*** Passage Section Begins ***

For people who test positive for H. pylori the following regimens should be taken for 7 days
Take into account previous exposure to clarithromycin, metronidazole or a quinolone, do not use if used in the past year for any infection.
Always give a formulary choice proton pump inhibitor (See section 1.3.5 Proton pump inhibitors (PPI)) every 12 hours
1st line treatment
- Formulary choice proton pump inhibitor every 12 hours, plus
- Amoxicillin 1g every 12 hours and metronidazole 400mg every 12 hours
or
- Amoxicillin 1g every 12 hours and clarithromycin 500mg every 12 hours
Penicillin allergy
- Formulary choice proton pump inhibitor every 12 hours, plus
- Clarithromycin 500mg every 12 hours and metronidazole 400mg every 12 hours
See NICE CG184: Gastro-oesophageal reflux disease and dyspepsia in adults: investigation and management (November 2014) for people allergic to penicillin and who have previous exposure to clarithromycin
2nd line treatment
If people are still symptomatic after first-line treatment:
- Formulary choice proton pump inhibitor every 12 hours, plus
- Amoxicillin 1g every 12 hours, plus
- Metronidazole 400mg every 12 hours or clarithromycin 500mg every 12 hours, whichever was not used first-line
If the above treatments have failed, will not work due to resistance, or are unsafe to use in an individual patient, or penicillin allergic:
- Formulary choice proton pump inhibitor every 12 hours, plus
- Metronidazole 400mg every 12 hours, plus
- Levofloxacin 250-500mg every 12 hours (unlicensed)
- Systemic fluoroquinolones must now only be prescribed when other commonly recommended antibiotics are inappropriate (See MHRA Drug Safety Updates below)

*** Passage Section Ends ***
*** Information Section Begins ***

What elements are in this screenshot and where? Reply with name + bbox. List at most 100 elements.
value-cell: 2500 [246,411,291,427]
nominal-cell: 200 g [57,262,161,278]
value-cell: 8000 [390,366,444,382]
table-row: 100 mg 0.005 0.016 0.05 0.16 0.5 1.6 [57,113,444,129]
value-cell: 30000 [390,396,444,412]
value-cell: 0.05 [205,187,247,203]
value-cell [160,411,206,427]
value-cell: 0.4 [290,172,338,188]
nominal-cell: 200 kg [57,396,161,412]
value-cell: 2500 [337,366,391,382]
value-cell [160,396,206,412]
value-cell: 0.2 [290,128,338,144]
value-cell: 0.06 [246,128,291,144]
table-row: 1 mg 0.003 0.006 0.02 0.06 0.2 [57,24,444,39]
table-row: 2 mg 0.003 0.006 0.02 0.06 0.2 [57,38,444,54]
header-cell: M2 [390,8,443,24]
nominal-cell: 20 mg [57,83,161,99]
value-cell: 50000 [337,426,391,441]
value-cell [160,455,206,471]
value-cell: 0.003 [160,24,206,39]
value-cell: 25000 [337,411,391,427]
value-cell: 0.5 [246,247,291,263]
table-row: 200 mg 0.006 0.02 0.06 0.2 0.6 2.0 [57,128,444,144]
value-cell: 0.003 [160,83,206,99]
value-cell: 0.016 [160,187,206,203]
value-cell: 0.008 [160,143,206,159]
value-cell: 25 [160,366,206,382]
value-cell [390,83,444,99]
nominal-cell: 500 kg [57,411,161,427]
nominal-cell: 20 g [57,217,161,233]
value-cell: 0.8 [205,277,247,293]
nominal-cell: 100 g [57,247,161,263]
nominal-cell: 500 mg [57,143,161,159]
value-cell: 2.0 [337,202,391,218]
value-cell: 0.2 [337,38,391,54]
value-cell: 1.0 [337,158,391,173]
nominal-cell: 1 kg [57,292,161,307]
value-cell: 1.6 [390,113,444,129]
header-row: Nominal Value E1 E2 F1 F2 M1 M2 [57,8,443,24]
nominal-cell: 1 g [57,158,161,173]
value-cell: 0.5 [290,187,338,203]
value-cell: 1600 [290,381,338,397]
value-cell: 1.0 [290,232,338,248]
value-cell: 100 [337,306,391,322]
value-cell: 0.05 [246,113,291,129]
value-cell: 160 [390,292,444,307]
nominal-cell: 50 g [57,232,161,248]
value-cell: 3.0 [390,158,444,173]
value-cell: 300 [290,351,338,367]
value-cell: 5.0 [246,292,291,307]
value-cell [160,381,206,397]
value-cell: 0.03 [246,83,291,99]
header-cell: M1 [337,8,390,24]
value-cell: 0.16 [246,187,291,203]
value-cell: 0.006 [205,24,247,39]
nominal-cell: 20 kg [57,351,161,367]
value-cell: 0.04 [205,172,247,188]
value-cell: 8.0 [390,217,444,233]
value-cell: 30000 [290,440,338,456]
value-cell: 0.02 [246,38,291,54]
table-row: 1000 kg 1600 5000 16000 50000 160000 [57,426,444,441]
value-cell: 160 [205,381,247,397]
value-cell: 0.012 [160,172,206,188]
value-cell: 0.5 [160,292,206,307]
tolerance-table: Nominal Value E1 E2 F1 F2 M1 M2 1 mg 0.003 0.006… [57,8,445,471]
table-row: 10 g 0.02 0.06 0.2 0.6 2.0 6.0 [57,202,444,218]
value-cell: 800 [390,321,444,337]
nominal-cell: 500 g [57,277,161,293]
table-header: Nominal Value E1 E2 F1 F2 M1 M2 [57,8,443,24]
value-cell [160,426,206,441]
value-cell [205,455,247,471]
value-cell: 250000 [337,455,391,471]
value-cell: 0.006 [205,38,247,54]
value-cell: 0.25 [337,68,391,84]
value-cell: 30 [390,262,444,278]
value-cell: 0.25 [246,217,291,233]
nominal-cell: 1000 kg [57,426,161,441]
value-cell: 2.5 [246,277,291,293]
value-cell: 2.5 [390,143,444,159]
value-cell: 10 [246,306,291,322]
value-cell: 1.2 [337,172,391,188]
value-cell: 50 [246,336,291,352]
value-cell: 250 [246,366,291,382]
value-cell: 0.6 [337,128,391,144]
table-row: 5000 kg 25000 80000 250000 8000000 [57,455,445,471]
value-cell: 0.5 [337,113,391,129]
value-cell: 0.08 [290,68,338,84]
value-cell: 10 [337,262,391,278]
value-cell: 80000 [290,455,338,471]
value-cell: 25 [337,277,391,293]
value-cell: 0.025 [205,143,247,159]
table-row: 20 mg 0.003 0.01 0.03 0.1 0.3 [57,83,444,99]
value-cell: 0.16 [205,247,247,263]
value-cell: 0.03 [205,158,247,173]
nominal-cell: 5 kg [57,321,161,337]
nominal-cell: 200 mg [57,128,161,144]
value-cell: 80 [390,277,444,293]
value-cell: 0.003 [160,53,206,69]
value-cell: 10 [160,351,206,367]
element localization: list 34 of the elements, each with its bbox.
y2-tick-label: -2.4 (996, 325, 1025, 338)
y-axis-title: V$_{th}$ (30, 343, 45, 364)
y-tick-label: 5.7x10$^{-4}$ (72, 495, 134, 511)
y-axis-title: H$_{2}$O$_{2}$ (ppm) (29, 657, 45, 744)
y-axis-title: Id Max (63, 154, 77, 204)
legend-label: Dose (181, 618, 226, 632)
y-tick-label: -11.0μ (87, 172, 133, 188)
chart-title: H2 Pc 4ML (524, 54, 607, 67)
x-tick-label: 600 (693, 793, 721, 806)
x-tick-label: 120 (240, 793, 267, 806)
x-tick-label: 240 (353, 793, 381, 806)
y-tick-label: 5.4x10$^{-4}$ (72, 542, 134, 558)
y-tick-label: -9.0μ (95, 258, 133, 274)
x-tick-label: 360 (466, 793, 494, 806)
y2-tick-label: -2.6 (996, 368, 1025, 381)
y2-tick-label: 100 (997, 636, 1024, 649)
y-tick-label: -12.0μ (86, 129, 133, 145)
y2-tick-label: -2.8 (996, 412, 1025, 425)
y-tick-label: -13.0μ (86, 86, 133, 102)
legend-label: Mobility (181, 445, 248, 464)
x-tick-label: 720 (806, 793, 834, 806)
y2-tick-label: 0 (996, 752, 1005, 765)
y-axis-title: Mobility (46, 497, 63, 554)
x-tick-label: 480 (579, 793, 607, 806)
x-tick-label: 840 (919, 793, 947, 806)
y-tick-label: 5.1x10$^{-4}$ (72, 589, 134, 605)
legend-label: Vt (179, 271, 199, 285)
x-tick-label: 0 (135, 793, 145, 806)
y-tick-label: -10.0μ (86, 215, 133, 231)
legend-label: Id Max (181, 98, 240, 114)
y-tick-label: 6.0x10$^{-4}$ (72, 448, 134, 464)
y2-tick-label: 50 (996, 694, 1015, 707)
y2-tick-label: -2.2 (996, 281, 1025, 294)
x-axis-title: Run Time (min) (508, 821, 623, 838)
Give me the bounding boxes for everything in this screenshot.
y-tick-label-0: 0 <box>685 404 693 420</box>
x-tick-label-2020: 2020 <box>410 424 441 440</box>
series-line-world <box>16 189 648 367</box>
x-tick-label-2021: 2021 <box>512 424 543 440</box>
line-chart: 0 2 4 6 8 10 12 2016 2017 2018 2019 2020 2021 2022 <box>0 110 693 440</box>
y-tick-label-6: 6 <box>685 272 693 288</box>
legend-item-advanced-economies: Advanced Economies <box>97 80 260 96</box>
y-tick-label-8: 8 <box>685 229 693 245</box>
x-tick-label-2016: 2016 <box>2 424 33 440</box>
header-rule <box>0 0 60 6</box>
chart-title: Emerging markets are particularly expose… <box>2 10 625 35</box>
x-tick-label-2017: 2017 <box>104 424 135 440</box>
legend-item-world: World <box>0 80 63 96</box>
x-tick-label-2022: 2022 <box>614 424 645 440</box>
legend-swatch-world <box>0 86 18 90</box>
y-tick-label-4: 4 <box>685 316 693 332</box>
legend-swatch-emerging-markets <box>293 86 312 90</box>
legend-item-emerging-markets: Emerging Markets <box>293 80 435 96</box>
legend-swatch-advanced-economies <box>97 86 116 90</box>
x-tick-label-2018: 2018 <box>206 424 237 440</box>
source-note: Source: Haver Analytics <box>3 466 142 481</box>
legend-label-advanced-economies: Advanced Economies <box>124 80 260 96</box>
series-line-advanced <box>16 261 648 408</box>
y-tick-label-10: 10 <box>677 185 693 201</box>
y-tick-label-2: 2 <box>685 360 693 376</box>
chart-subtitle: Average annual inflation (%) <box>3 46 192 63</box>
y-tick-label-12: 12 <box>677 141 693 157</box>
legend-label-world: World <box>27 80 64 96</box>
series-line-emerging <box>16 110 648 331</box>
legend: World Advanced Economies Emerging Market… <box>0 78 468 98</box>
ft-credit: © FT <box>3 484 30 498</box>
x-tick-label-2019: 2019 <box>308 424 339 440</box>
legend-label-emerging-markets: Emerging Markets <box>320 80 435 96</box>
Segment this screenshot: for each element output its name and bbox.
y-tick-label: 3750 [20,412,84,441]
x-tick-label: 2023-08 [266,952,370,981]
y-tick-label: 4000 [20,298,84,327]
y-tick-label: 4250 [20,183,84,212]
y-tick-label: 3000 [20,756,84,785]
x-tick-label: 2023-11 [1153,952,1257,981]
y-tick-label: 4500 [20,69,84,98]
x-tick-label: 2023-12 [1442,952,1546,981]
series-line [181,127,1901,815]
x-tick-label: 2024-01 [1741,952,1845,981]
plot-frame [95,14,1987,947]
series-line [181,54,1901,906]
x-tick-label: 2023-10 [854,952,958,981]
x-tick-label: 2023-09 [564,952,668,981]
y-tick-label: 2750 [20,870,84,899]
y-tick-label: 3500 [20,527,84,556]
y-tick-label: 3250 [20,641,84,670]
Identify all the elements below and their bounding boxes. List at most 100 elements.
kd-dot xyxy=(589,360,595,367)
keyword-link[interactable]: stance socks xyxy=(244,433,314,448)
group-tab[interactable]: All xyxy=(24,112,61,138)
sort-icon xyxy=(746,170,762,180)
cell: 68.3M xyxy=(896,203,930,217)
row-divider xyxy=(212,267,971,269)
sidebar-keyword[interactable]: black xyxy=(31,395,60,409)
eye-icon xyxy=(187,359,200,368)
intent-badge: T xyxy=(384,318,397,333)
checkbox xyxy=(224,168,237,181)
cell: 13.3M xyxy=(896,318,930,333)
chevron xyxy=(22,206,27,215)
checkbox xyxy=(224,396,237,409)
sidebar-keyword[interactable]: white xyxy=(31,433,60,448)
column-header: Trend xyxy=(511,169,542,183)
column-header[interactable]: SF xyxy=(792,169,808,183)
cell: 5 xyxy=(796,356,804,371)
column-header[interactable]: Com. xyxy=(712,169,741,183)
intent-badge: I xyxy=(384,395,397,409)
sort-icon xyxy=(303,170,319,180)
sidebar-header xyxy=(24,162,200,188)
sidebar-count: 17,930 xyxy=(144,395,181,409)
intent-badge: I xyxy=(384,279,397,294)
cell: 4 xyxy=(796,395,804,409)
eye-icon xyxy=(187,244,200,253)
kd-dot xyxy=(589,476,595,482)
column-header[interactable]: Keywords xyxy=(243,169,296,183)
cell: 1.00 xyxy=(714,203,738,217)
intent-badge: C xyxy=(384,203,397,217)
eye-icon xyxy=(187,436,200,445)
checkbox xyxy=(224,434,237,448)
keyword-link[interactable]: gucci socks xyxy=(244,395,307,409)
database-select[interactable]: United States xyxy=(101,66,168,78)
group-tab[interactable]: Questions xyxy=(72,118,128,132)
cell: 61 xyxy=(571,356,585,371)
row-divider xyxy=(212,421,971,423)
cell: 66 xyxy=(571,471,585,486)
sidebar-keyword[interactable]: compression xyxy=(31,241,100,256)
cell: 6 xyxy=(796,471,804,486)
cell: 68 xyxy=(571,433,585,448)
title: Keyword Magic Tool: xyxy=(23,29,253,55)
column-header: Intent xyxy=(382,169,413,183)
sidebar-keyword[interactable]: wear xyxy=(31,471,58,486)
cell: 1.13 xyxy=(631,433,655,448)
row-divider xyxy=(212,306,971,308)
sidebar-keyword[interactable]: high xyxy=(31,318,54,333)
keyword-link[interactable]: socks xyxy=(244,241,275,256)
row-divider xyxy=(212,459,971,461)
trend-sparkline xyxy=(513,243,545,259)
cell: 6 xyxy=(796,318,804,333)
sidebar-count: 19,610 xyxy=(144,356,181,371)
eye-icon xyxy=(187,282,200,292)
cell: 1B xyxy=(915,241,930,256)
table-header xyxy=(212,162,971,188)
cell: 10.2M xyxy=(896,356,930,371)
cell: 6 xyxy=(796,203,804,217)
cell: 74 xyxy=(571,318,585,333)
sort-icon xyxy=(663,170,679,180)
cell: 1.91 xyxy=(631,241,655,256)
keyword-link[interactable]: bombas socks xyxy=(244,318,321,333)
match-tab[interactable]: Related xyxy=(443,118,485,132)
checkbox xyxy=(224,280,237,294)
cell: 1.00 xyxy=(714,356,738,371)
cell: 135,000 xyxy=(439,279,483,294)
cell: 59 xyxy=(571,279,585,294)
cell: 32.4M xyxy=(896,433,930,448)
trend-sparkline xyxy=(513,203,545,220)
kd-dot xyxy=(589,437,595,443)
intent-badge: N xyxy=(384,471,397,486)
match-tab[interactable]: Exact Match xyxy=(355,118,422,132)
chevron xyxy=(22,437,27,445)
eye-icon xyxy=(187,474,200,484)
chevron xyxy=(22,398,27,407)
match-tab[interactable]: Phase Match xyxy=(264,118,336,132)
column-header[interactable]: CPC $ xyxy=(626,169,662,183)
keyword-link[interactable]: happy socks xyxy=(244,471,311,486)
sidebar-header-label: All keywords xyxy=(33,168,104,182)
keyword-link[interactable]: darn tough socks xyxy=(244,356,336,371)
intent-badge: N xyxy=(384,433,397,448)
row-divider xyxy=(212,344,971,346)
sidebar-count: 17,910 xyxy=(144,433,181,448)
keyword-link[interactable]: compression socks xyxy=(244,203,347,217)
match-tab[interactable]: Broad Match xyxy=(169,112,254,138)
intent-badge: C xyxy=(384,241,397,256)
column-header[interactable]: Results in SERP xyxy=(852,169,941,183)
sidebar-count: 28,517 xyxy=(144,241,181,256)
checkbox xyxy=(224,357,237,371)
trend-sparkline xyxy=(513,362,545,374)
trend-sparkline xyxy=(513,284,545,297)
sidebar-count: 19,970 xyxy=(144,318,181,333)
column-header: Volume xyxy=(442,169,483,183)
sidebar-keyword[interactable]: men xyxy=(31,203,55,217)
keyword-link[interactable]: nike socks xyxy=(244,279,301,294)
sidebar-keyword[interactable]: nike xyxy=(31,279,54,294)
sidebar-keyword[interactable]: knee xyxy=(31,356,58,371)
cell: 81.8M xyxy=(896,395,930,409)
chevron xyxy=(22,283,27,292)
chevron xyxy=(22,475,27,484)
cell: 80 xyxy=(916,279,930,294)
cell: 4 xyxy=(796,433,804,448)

*** Information Section Ends ***

Try it: In the passage on H. pylori treatment, take the section that opens with "For people who" and closes with "for any infection.", and write it out again with "7 days" swapped for "14 days". You can leave the lines aside.

Response:
For people who test positive for H. pylori the following regimens should be taken for 14 days
Take into account previous exposure to clarithromycin, metronidazole or a quinolone, do not use if used in the past year for any infection.